» STATED GOAL
Return every line below as is, leaving out the pictures.

Extracts from a graphics dataset:
------------------------------------------------------------

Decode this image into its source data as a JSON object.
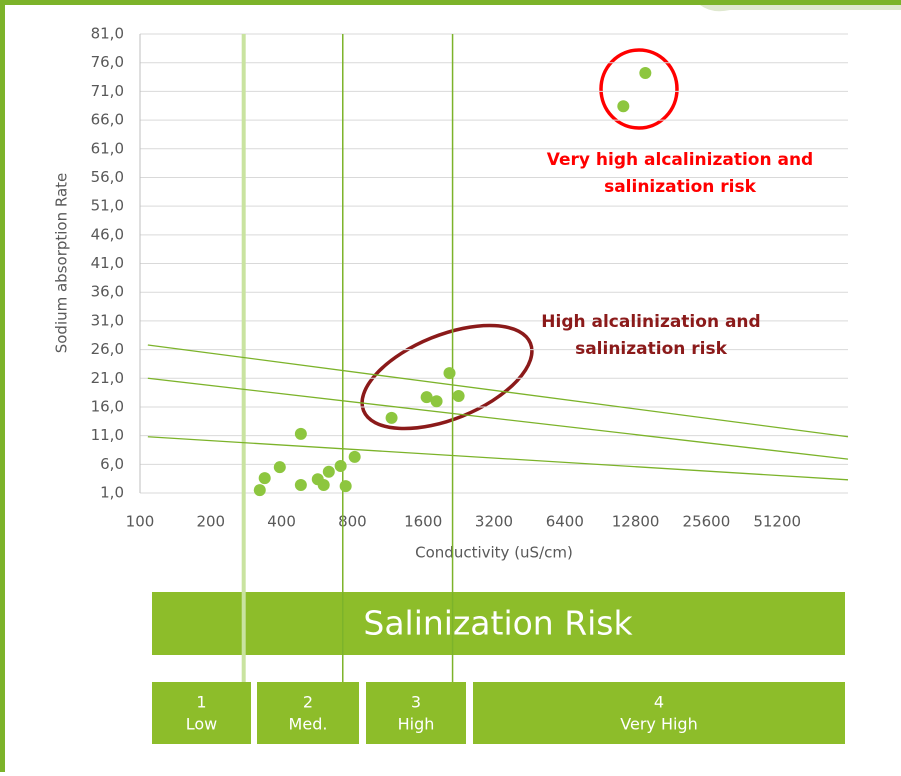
{
  "chart_data": {
    "type": "scatter",
    "x_label": "Conductivity (uS/cm)",
    "y_label": "Sodium absorption Rate",
    "xscale": "log2",
    "xlim": [
      100,
      102400
    ],
    "xticks": [
      100,
      200,
      400,
      800,
      1600,
      3200,
      6400,
      12800,
      25600,
      51200
    ],
    "ylim": [
      1,
      81
    ],
    "yticks": [
      {
        "value": 1,
        "label": "1,0"
      },
      {
        "value": 6,
        "label": "6,0"
      },
      {
        "value": 11,
        "label": "11,0"
      },
      {
        "value": 16,
        "label": "16,0"
      },
      {
        "value": 21,
        "label": "21,0"
      },
      {
        "value": 26,
        "label": "26,0"
      },
      {
        "value": 31,
        "label": "31,0"
      },
      {
        "value": 36,
        "label": "36,0"
      },
      {
        "value": 41,
        "label": "41,0"
      },
      {
        "value": 46,
        "label": "46,0"
      },
      {
        "value": 51,
        "label": "51,0"
      },
      {
        "value": 56,
        "label": "56,0"
      },
      {
        "value": 61,
        "label": "61,0"
      },
      {
        "value": 66,
        "label": "66,0"
      },
      {
        "value": 71,
        "label": "71,0"
      },
      {
        "value": 76,
        "label": "76,0"
      },
      {
        "value": 81,
        "label": "81,0"
      }
    ],
    "grid": true,
    "point_color": "#8dc63f",
    "points": {
      "x": [
        323,
        339,
        393,
        483,
        483,
        570,
        604,
        635,
        713,
        749,
        818,
        1174,
        1655,
        1824,
        2070,
        2263,
        11350,
        14080
      ],
      "y": [
        1.5,
        3.6,
        5.5,
        11.3,
        2.4,
        3.4,
        2.4,
        4.7,
        5.7,
        2.2,
        7.3,
        14.1,
        17.7,
        17.0,
        21.9,
        17.9,
        68.4,
        74.2
      ]
    },
    "line_color": "#7cb32a",
    "lines": [
      {
        "x": [
          108,
          102400
        ],
        "y": [
          26.8,
          10.8
        ]
      },
      {
        "x": [
          108,
          102400
        ],
        "y": [
          21.0,
          6.9
        ]
      },
      {
        "x": [
          108,
          102400
        ],
        "y": [
          10.8,
          3.3
        ]
      }
    ],
    "thresholds": [
      {
        "x": 276,
        "color": "#c9e3a0"
      },
      {
        "x": 728,
        "color": "#7cb32a"
      },
      {
        "x": 2133,
        "color": "#7cb32a"
      }
    ],
    "annotations": [
      {
        "lines": [
          "Very high alcalinization and",
          "salinization risk"
        ],
        "color": "#ff0000"
      },
      {
        "lines": [
          "High alcalinization and",
          "salinization risk"
        ],
        "color": "#8b1a1a"
      }
    ]
  },
  "risk_banner": {
    "title": "Salinization Risk",
    "classes": [
      {
        "number": "1",
        "label": "Low"
      },
      {
        "number": "2",
        "label": "Med."
      },
      {
        "number": "3",
        "label": "High"
      },
      {
        "number": "4",
        "label": "Very High"
      }
    ]
  }
}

------------------------------------------------------------

» FULL RESPONSE
Decode this image into its source data as a JSON object.
{
  "chart_data": {
    "type": "scatter",
    "x_label": "Conductivity (uS/cm)",
    "y_label": "Sodium absorption Rate",
    "xscale": "log2",
    "xlim": [
      100,
      102400
    ],
    "xticks": [
      100,
      200,
      400,
      800,
      1600,
      3200,
      6400,
      12800,
      25600,
      51200
    ],
    "ylim": [
      1,
      81
    ],
    "yticks": [
      {
        "value": 1,
        "label": "1,0"
      },
      {
        "value": 6,
        "label": "6,0"
      },
      {
        "value": 11,
        "label": "11,0"
      },
      {
        "value": 16,
        "label": "16,0"
      },
      {
        "value": 21,
        "label": "21,0"
      },
      {
        "value": 26,
        "label": "26,0"
      },
      {
        "value": 31,
        "label": "31,0"
      },
      {
        "value": 36,
        "label": "36,0"
      },
      {
        "value": 41,
        "label": "41,0"
      },
      {
        "value": 46,
        "label": "46,0"
      },
      {
        "value": 51,
        "label": "51,0"
      },
      {
        "value": 56,
        "label": "56,0"
      },
      {
        "value": 61,
        "label": "61,0"
      },
      {
        "value": 66,
        "label": "66,0"
      },
      {
        "value": 71,
        "label": "71,0"
      },
      {
        "value": 76,
        "label": "76,0"
      },
      {
        "value": 81,
        "label": "81,0"
      }
    ],
    "grid": true,
    "point_color": "#8dc63f",
    "points": {
      "x": [
        323,
        339,
        393,
        483,
        483,
        570,
        604,
        635,
        713,
        749,
        818,
        1174,
        1655,
        1824,
        2070,
        2263,
        11350,
        14080
      ],
      "y": [
        1.5,
        3.6,
        5.5,
        11.3,
        2.4,
        3.4,
        2.4,
        4.7,
        5.7,
        2.2,
        7.3,
        14.1,
        17.7,
        17.0,
        21.9,
        17.9,
        68.4,
        74.2
      ]
    },
    "line_color": "#7cb32a",
    "lines": [
      {
        "x": [
          108,
          102400
        ],
        "y": [
          26.8,
          10.8
        ]
      },
      {
        "x": [
          108,
          102400
        ],
        "y": [
          21.0,
          6.9
        ]
      },
      {
        "x": [
          108,
          102400
        ],
        "y": [
          10.8,
          3.3
        ]
      }
    ],
    "thresholds": [
      {
        "x": 276,
        "color": "#c9e3a0"
      },
      {
        "x": 728,
        "color": "#7cb32a"
      },
      {
        "x": 2133,
        "color": "#7cb32a"
      }
    ],
    "annotations": [
      {
        "lines": [
          "Very high alcalinization and",
          "salinization risk"
        ],
        "color": "#ff0000"
      },
      {
        "lines": [
          "High alcalinization and",
          "salinization risk"
        ],
        "color": "#8b1a1a"
      }
    ]
  },
  "risk_banner": {
    "title": "Salinization Risk",
    "classes": [
      {
        "number": "1",
        "label": "Low"
      },
      {
        "number": "2",
        "label": "Med."
      },
      {
        "number": "3",
        "label": "High"
      },
      {
        "number": "4",
        "label": "Very High"
      }
    ]
  }
}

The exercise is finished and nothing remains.